>> BEGIN DATA EXCERPTS

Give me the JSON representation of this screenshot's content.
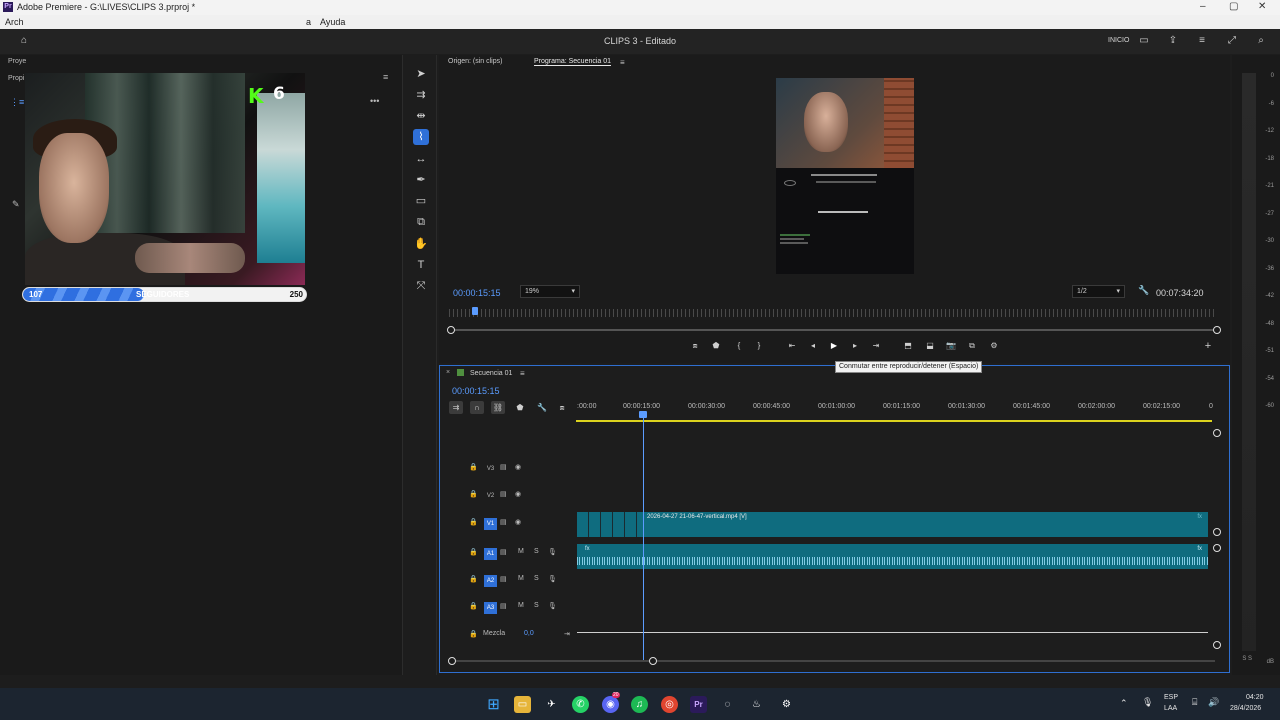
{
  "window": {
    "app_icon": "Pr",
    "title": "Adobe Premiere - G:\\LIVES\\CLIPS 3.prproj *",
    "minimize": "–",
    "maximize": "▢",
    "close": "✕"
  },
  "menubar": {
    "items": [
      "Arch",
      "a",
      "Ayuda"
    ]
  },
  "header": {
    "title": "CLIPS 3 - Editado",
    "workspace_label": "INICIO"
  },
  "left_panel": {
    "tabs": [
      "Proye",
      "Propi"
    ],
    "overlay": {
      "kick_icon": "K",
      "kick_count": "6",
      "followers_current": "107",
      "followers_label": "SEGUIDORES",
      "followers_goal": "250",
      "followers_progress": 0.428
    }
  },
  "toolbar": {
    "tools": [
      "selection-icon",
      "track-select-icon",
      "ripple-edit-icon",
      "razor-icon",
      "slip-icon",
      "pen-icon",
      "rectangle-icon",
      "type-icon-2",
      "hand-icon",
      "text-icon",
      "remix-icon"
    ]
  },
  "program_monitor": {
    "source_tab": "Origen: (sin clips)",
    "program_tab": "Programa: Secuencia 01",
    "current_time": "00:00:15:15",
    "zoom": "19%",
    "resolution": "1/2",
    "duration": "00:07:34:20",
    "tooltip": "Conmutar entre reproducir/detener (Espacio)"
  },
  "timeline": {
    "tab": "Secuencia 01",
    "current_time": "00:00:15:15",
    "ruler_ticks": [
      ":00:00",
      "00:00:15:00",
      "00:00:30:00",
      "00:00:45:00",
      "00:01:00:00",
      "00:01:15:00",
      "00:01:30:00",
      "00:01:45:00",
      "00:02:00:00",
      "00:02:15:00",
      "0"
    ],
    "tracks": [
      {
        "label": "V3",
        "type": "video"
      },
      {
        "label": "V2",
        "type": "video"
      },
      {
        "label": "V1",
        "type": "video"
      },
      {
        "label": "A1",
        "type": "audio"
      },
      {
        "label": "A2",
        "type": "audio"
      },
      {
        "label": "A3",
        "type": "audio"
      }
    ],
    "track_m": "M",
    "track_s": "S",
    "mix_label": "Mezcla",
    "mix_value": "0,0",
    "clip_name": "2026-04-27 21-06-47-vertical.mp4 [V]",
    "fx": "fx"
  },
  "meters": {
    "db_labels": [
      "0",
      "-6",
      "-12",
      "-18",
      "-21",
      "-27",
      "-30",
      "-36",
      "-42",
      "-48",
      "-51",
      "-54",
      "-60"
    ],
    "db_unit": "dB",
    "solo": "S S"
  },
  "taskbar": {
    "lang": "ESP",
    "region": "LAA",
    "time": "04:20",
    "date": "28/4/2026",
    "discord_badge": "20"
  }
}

>> END DATA EXCERPTS
>> BEGIN DATA EXCERPTS

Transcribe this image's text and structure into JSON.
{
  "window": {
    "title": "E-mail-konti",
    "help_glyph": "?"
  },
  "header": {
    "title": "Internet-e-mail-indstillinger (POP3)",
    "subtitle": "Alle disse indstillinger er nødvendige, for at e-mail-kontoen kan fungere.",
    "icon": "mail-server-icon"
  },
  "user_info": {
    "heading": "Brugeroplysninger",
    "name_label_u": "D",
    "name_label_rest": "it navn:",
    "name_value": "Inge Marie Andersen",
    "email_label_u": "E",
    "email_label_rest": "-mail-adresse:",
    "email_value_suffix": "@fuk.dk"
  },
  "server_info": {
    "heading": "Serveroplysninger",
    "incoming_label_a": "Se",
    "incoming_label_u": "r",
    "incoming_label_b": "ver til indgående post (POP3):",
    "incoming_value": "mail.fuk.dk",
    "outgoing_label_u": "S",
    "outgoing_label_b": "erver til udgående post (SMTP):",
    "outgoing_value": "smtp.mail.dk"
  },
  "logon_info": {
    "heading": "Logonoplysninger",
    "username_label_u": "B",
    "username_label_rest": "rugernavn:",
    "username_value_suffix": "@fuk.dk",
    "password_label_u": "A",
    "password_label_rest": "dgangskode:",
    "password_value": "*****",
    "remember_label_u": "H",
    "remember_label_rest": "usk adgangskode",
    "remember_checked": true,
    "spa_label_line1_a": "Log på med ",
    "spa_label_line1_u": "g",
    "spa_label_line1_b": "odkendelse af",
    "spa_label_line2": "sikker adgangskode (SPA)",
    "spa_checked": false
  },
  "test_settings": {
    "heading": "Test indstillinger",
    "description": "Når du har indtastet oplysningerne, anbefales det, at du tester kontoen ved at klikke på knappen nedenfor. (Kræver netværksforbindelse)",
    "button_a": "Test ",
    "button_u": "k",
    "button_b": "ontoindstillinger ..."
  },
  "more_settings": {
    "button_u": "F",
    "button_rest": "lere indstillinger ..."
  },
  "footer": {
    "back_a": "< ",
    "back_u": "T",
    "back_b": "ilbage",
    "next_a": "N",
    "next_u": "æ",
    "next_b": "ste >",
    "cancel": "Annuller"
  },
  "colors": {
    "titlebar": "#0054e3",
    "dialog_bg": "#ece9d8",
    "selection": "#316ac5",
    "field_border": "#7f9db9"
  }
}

>> END DATA EXCERPTS
>> BEGIN DATA EXCERPTS

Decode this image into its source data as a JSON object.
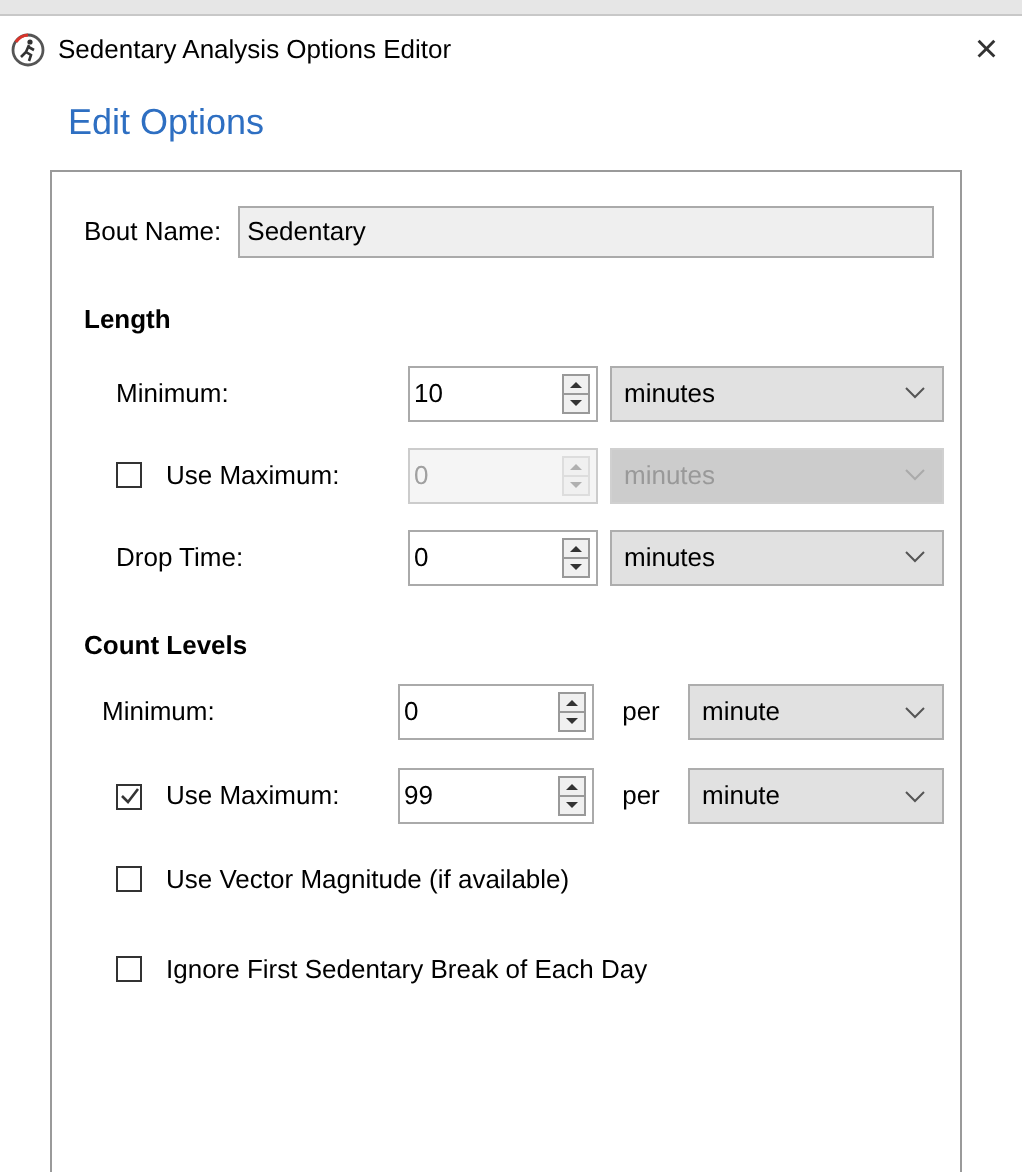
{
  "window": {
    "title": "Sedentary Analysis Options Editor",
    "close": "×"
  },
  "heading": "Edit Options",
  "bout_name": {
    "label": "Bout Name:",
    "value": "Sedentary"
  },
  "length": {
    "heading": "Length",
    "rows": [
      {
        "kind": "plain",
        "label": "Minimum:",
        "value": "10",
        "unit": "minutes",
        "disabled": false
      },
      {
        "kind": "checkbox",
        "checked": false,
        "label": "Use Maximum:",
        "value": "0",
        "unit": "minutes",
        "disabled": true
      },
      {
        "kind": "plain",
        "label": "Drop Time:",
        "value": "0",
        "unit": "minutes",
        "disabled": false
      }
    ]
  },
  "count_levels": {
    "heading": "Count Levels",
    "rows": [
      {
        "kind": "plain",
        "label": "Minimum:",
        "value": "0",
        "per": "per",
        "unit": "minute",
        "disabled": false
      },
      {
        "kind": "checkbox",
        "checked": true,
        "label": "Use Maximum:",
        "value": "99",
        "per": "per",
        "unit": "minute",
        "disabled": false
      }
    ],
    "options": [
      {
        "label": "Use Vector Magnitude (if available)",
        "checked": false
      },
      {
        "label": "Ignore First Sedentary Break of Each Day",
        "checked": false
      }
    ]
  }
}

>> END DATA EXCERPTS

• **SET TASK**: Select the lines from the entries that include the word "post".

• **WRITTEN ANSWER**:
    "incoming_label_b": "ver til indgående post (POP3):",
    "outgoing_label_b": "erver til udgående post (SMTP):",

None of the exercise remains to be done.